## start DATA RECORDS
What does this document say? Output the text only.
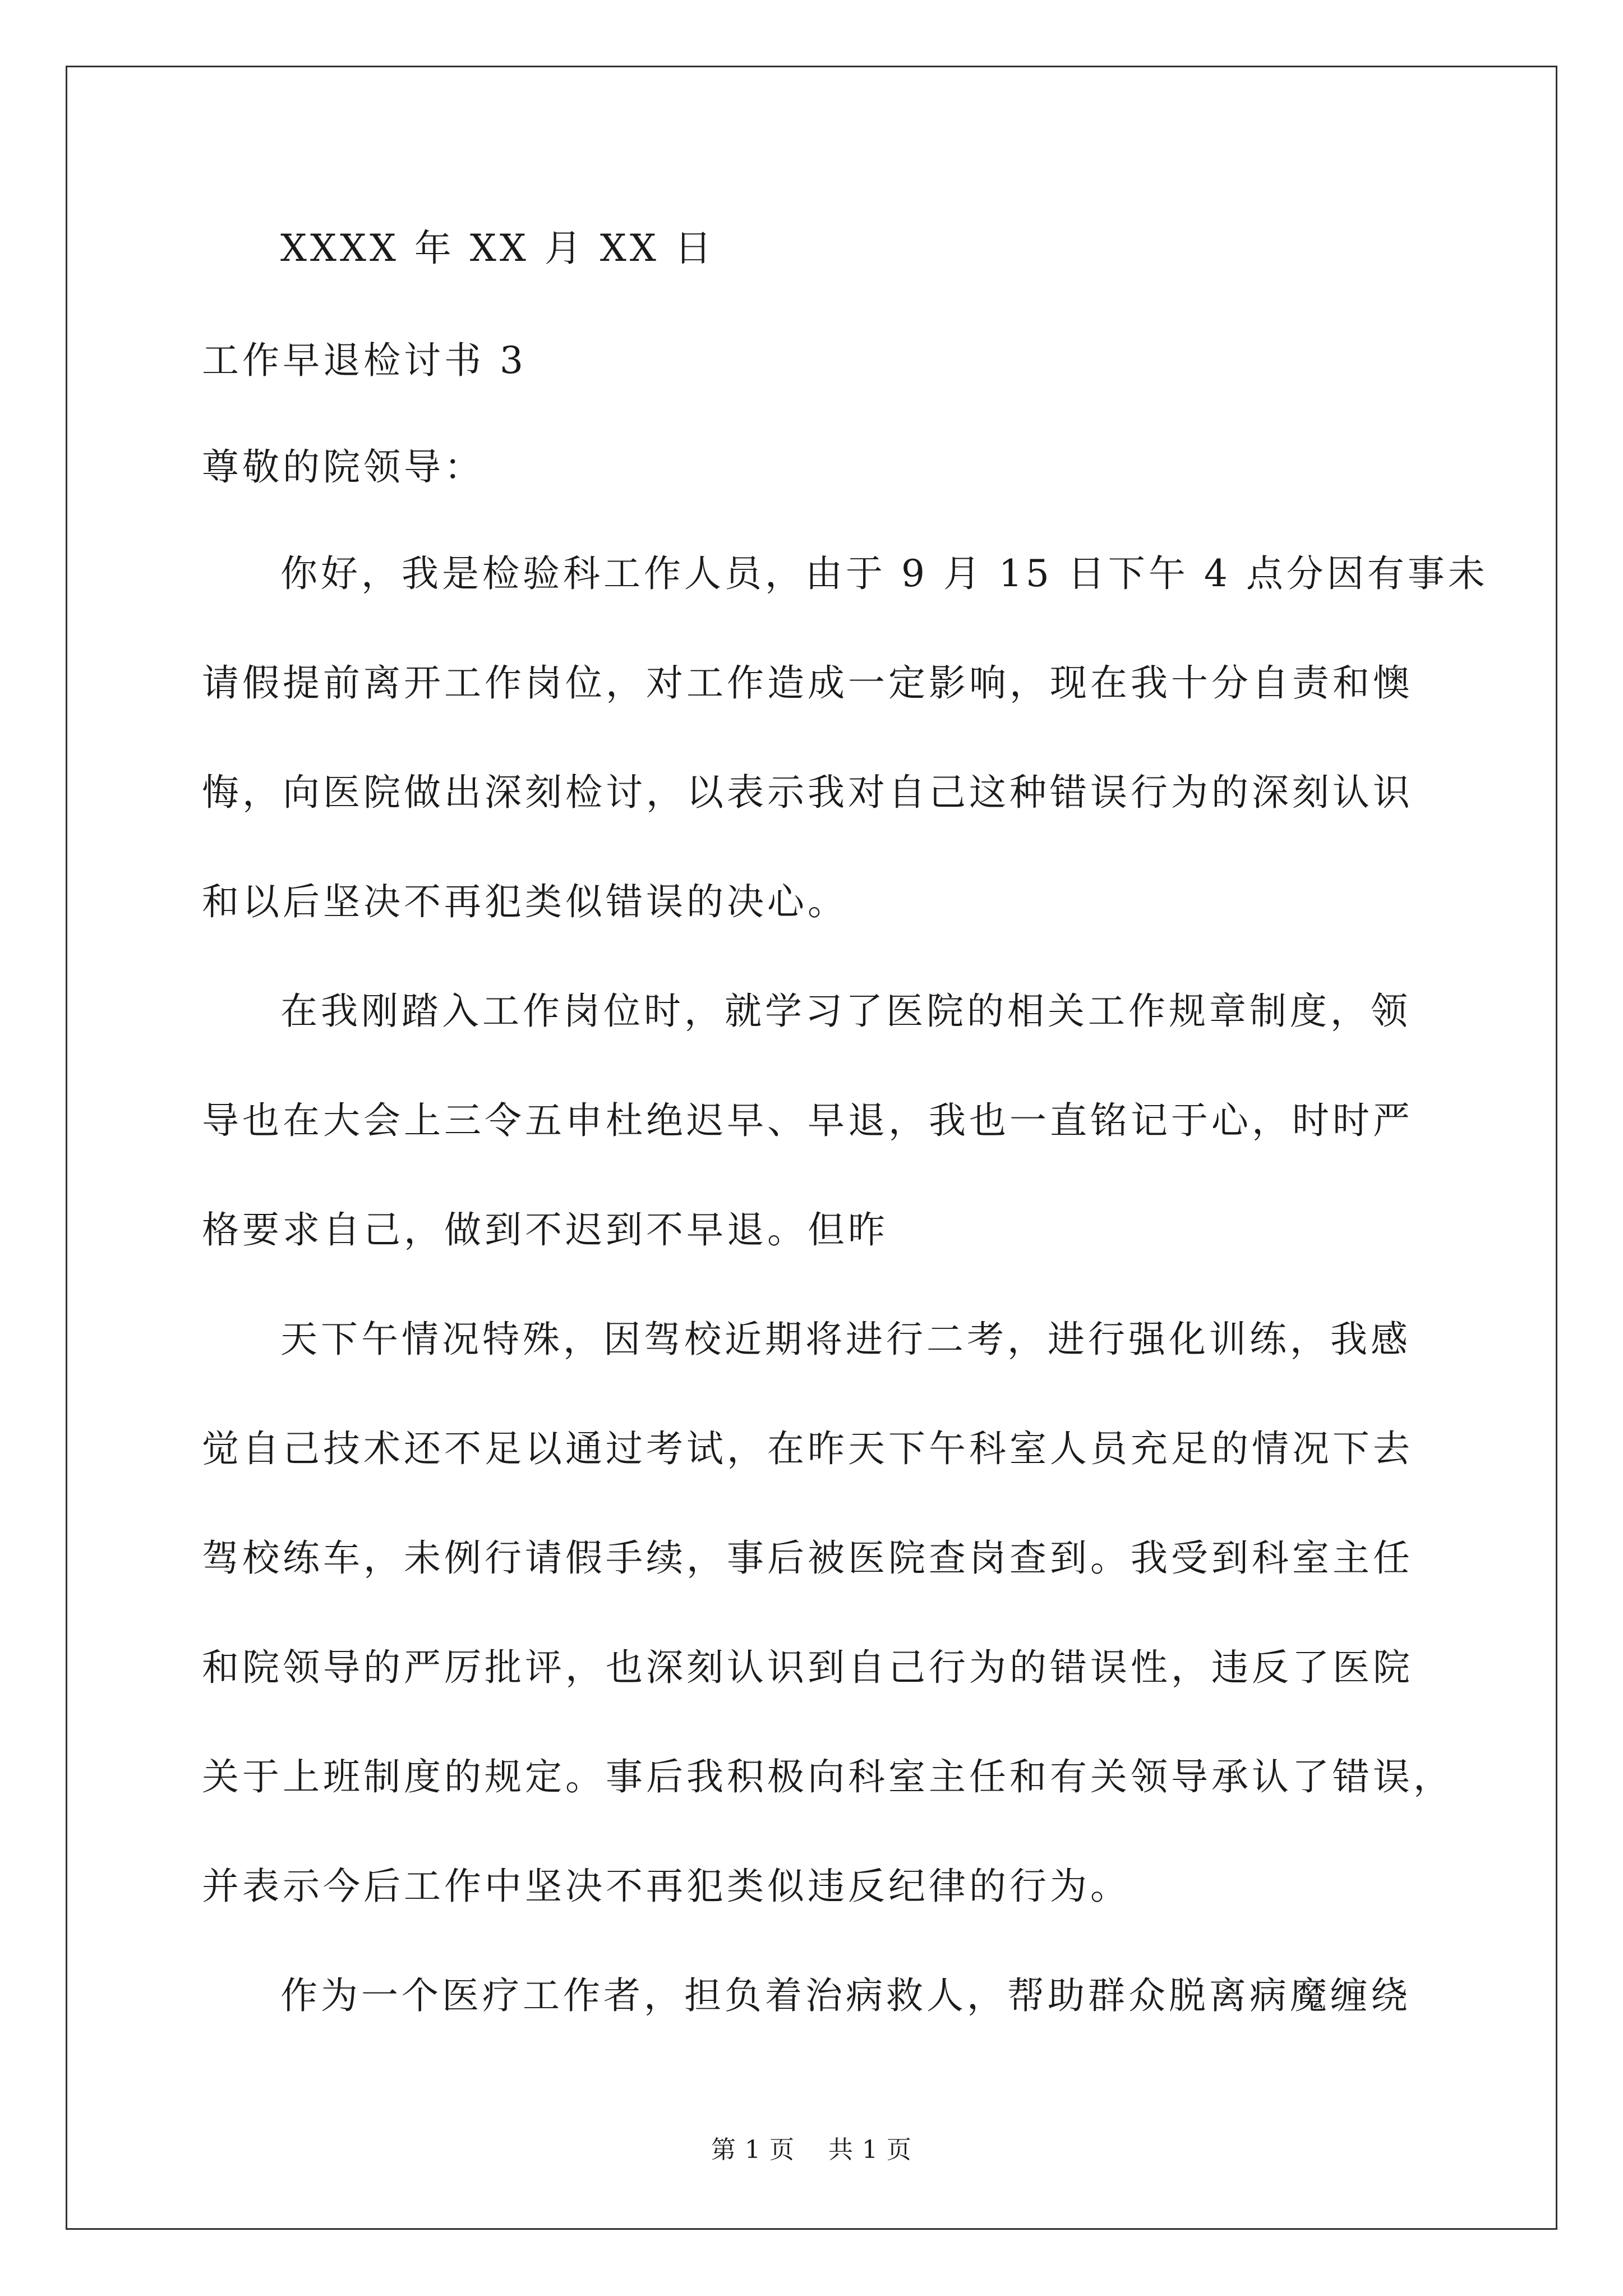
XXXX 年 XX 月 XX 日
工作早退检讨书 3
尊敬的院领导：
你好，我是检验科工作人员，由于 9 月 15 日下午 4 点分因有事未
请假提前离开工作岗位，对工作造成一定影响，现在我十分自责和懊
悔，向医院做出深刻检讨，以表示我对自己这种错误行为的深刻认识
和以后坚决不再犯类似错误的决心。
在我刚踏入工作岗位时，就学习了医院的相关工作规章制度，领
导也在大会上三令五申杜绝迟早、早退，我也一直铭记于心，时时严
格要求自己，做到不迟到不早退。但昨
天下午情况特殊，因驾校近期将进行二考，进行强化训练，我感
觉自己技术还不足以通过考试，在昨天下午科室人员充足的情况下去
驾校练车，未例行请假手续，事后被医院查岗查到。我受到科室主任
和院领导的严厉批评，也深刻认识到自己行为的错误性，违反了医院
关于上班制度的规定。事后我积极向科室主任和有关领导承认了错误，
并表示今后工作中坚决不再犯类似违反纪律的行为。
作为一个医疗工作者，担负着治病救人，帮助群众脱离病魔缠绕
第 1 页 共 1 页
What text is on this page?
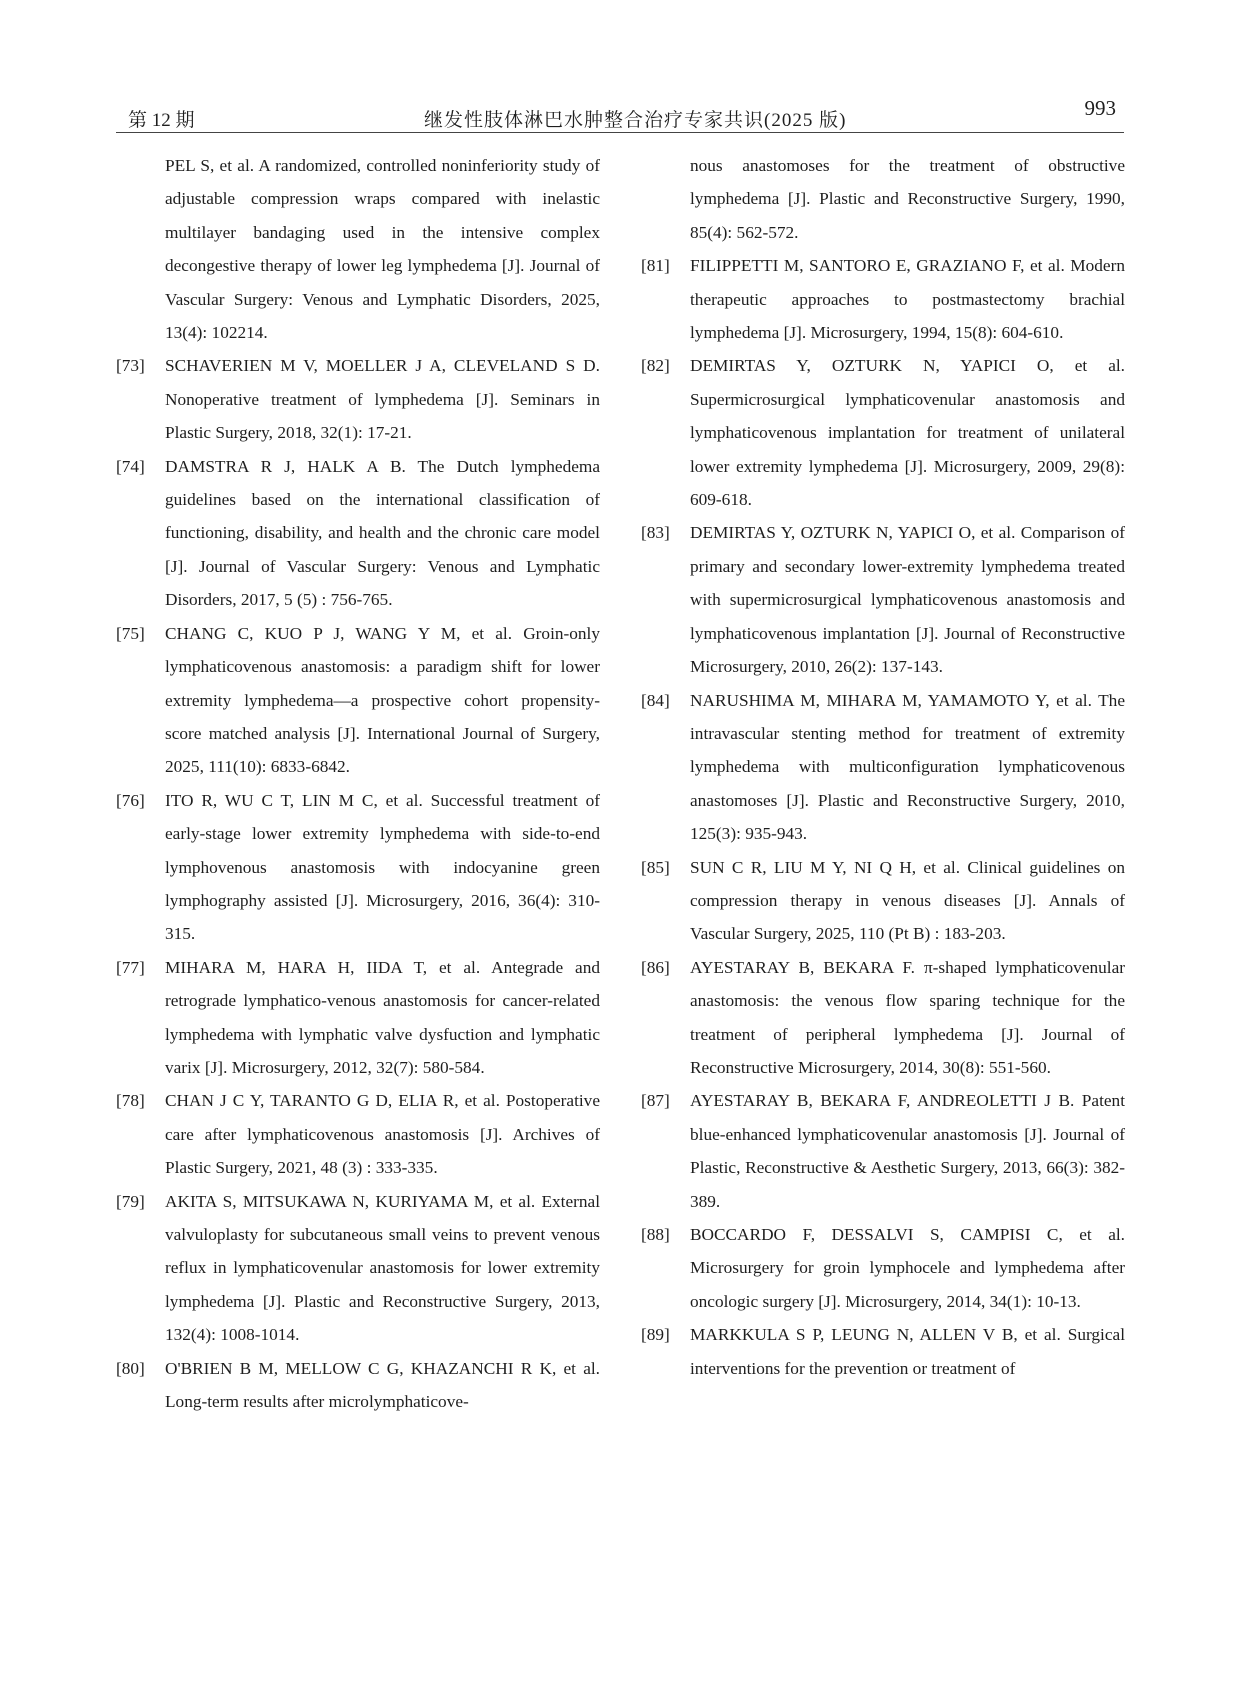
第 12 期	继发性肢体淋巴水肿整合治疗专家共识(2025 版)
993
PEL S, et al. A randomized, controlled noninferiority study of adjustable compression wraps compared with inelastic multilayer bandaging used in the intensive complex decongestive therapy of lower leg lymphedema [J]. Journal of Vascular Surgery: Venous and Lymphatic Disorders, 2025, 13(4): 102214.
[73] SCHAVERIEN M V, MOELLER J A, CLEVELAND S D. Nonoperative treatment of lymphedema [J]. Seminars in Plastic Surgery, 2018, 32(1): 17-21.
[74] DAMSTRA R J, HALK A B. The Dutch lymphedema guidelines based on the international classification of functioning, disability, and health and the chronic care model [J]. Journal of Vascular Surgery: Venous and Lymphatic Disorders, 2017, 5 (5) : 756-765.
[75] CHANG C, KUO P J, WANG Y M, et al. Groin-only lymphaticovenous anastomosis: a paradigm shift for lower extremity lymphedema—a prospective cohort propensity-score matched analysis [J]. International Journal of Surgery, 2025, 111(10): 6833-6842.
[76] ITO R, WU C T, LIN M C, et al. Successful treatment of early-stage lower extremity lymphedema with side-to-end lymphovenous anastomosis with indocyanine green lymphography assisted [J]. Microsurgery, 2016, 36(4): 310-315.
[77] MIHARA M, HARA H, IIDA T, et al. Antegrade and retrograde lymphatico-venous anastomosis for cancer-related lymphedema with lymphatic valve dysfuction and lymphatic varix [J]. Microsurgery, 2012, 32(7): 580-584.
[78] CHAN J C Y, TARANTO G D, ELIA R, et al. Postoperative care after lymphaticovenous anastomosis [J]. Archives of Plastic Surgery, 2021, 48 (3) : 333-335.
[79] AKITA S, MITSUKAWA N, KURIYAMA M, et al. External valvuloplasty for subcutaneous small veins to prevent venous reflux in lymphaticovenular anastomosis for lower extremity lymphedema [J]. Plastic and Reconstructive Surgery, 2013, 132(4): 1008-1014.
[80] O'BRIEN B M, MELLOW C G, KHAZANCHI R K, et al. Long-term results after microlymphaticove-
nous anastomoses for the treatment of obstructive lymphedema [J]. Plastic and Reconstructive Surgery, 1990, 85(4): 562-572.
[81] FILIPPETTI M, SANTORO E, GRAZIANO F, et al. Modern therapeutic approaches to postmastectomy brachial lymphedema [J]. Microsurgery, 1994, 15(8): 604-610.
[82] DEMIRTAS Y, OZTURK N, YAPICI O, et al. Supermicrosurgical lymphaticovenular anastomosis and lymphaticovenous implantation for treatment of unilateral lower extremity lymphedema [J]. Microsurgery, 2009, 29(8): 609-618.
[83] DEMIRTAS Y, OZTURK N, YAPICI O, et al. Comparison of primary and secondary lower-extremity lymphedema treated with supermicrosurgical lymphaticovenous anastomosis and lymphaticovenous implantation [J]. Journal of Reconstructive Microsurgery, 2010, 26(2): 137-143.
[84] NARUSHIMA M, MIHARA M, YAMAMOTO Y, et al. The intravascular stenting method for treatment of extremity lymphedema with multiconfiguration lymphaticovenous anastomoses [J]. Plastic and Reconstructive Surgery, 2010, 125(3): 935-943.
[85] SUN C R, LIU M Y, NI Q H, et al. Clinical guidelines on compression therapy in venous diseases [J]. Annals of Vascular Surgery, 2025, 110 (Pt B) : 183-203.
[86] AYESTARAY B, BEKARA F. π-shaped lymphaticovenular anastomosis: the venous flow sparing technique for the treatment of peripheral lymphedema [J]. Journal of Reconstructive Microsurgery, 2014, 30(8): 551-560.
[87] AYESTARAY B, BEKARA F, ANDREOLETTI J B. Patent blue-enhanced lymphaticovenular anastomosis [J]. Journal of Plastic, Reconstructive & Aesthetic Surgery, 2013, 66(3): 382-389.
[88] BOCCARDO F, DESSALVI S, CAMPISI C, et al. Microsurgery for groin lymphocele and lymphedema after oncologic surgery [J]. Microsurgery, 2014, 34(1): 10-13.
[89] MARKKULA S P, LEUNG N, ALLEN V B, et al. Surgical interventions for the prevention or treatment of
## end DATA RECORDS
_PROBLEM_
Copy every line from the entries that contains the word "therapy".

_RESULT OF THE TASK_
PEL S, et al. A randomized, controlled noninferiority study of adjustable compression wraps compared with inelastic multilayer bandaging used in the intensive complex decongestive therapy of lower leg lymphedema [J]. Journal of Vascular Surgery: Venous and Lymphatic Disorders, 2025, 13(4): 102214.
[85] SUN C R, LIU M Y, NI Q H, et al. Clinical guidelines on compression therapy in venous diseases [J]. Annals of Vascular Surgery, 2025, 110 (Pt B) : 183-203.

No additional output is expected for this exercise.